■ **DIRECTION**
Make an exact copy of the listing below.

■ **RECORDS FOR THIS EXERCISE**
* BEGIN *
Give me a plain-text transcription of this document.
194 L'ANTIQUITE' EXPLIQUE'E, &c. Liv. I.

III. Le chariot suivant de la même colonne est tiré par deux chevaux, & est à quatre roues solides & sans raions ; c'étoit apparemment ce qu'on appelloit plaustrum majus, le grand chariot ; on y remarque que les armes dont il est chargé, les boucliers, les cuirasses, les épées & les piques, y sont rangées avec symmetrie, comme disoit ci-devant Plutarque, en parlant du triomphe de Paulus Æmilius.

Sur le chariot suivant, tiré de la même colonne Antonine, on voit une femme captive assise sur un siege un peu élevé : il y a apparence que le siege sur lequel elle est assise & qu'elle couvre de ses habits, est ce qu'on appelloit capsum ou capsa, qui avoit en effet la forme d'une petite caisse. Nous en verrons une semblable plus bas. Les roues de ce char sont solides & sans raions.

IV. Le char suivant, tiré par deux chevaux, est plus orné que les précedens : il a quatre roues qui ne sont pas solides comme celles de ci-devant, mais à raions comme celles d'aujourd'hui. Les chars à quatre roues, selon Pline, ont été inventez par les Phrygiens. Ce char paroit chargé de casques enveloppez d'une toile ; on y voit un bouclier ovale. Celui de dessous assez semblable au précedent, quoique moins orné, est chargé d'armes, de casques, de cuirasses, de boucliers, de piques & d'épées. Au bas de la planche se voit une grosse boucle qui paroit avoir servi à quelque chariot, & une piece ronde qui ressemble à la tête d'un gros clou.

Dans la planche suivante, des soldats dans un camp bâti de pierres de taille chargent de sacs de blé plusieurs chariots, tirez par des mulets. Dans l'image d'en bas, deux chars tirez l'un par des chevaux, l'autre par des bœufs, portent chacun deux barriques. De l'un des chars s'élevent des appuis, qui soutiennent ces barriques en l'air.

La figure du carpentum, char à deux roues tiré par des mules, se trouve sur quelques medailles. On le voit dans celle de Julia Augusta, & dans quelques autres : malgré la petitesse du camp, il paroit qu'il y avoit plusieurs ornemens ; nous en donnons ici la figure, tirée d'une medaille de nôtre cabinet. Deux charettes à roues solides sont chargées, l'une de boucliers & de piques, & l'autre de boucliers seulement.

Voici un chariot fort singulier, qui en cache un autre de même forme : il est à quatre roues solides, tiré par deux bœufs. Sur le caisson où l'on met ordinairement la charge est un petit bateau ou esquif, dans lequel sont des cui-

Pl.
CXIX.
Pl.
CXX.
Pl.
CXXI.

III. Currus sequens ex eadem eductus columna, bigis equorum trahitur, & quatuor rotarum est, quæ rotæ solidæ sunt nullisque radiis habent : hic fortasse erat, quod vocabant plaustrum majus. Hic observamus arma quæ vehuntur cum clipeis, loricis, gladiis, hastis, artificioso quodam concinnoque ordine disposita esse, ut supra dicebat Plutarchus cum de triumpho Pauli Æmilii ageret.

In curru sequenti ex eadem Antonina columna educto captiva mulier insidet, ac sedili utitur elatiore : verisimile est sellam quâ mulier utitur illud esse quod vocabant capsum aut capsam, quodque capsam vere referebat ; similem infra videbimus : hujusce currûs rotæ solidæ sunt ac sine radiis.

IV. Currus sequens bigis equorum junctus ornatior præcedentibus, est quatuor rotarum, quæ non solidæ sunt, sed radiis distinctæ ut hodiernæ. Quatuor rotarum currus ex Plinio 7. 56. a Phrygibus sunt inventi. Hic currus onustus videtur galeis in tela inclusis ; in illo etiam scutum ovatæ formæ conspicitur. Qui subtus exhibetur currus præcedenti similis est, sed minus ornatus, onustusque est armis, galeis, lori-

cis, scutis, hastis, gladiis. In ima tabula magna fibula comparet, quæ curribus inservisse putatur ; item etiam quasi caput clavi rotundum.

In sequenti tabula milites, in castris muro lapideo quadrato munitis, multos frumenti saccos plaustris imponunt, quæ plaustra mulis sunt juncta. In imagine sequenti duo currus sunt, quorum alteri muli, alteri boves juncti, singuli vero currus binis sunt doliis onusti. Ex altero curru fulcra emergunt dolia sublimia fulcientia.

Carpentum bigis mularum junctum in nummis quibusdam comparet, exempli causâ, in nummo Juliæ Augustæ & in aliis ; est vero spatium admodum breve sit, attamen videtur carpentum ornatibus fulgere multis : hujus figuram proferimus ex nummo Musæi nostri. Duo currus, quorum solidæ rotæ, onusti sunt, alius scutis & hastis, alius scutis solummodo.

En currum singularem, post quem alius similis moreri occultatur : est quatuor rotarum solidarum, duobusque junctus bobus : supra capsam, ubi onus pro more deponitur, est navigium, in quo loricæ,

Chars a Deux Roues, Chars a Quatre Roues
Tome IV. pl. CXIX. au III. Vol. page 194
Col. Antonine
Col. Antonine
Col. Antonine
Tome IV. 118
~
* END *
■ **ANSWER**
Give me a plain-text transcription of this document.
194 L'ANTIQUITE' EXPLIQUE'E, &c. Liv. I.

III. Le chariot suivant de la même colonne est tiré par deux chevaux, & est à quatre roues solides & sans raions ; c'étoit apparemment ce qu'on appelloit plaustrum majus, le grand chariot ; on y remarque que les armes dont il est chargé, les boucliers, les cuirasses, les épées & les piques, y sont rangées avec symmetrie, comme disoit ci-devant Plutarque, en parlant du triomphe de Paulus Æmilius.

Sur le chariot suivant, tiré de la même colonne Antonine, on voit une femme captive assise sur un siege un peu élevé : il y a apparence que le siege sur lequel elle est assise & qu'elle couvre de ses habits, est ce qu'on appelloit capsum ou capsa, qui avoit en effet la forme d'une petite caisse. Nous en verrons une semblable plus bas. Les roues de ce char sont solides & sans raions.

IV. Le char suivant, tiré par deux chevaux, est plus orné que les précedens : il a quatre roues qui ne sont pas solides comme celles de ci-devant, mais à raions comme celles d'aujourd'hui. Les chars à quatre roues, selon Pline, ont été inventez par les Phrygiens. Ce char paroit chargé de casques enveloppez d'une toile ; on y voit un bouclier ovale. Celui de dessous assez semblable au précedent, quoique moins orné, est chargé d'armes, de casques, de cuirasses, de boucliers, de piques & d'épées. Au bas de la planche se voit une grosse boucle qui paroit avoir servi à quelque chariot, & une piece ronde qui ressemble à la tête d'un gros clou.

Dans la planche suivante, des soldats dans un camp bâti de pierres de taille chargent de sacs de blé plusieurs chariots, tirez par des mulets. Dans l'image d'en bas, deux chars tirez l'un par des chevaux, l'autre par des bœufs, portent chacun deux barriques. De l'un des chars s'élevent des appuis, qui soutiennent ces barriques en l'air.

La figure du carpentum, char à deux roues tiré par des mules, se trouve sur quelques medailles. On le voit dans celle de Julia Augusta, & dans quelques autres : malgré la petitesse du camp, il paroit qu'il y avoit plusieurs ornemens ; nous en donnons ici la figure, tirée d'une medaille de nôtre cabinet. Deux charettes à roues solides sont chargées, l'une de boucliers & de piques, & l'autre de boucliers seulement.

Voici un chariot fort singulier, qui en cache un autre de même forme : il est à quatre roues solides, tiré par deux bœufs. Sur le caisson où l'on met ordinairement la charge est un petit bateau ou esquif, dans lequel sont des cui-

Pl.
CXIX.
Pl.
CXX.
Pl.
CXXI.

III. Currus sequens ex eadem eductus columna, bigis equorum trahitur, & quatuor rotarum est, quæ rotæ solidæ sunt nullisque radiis habent : hic fortasse erat, quod vocabant plaustrum majus. Hic observamus arma quæ vehuntur cum clipeis, loricis, gladiis, hastis, artificioso quodam concinnoque ordine disposita esse, ut supra dicebat Plutarchus cum de triumpho Pauli Æmilii ageret.

In curru sequenti ex eadem Antonina columna educto captiva mulier insidet, ac sedili utitur elatiore : verisimile est sellam quâ mulier utitur illud esse quod vocabant capsum aut capsam, quodque capsam vere referebat ; similem infra videbimus : hujusce currûs rotæ solidæ sunt ac sine radiis.

IV. Currus sequens bigis equorum junctus ornatior præcedentibus, est quatuor rotarum, quæ non solidæ sunt, sed radiis distinctæ ut hodiernæ. Quatuor rotarum currus ex Plinio 7. 56. a Phrygibus sunt inventi. Hic currus onustus videtur galeis in tela inclusis ; in illo etiam scutum ovatæ formæ conspicitur. Qui subtus exhibetur currus præcedenti similis est, sed minus ornatus, onustusque est armis, galeis, lori-

cis, scutis, hastis, gladiis. In ima tabula magna fibula comparet, quæ curribus inservisse putatur ; item etiam quasi caput clavi rotundum.

In sequenti tabula milites, in castris muro lapideo quadrato munitis, multos frumenti saccos plaustris imponunt, quæ plaustra mulis sunt juncta. In imagine sequenti duo currus sunt, quorum alteri muli, alteri boves juncti, singuli vero currus binis sunt doliis onusti. Ex altero curru fulcra emergunt dolia sublimia fulcientia.

Carpentum bigis mularum junctum in nummis quibusdam comparet, exempli causâ, in nummo Juliæ Augustæ & in aliis ; est vero spatium admodum breve sit, attamen videtur carpentum ornatibus fulgere multis : hujus figuram proferimus ex nummo Musæi nostri. Duo currus, quorum solidæ rotæ, onusti sunt, alius scutis & hastis, alius scutis solummodo.

En currum singularem, post quem alius similis moreri occultatur : est quatuor rotarum solidarum, duobusque junctus bobus : supra capsam, ubi onus pro more deponitur, est navigium, in quo loricæ,

Chars a Deux Roues, Chars a Quatre Roues
Tome IV. pl. CXIX. au III. Vol. page 194
Col. Antonine
Col. Antonine
Col. Antonine
Tome IV. 118
~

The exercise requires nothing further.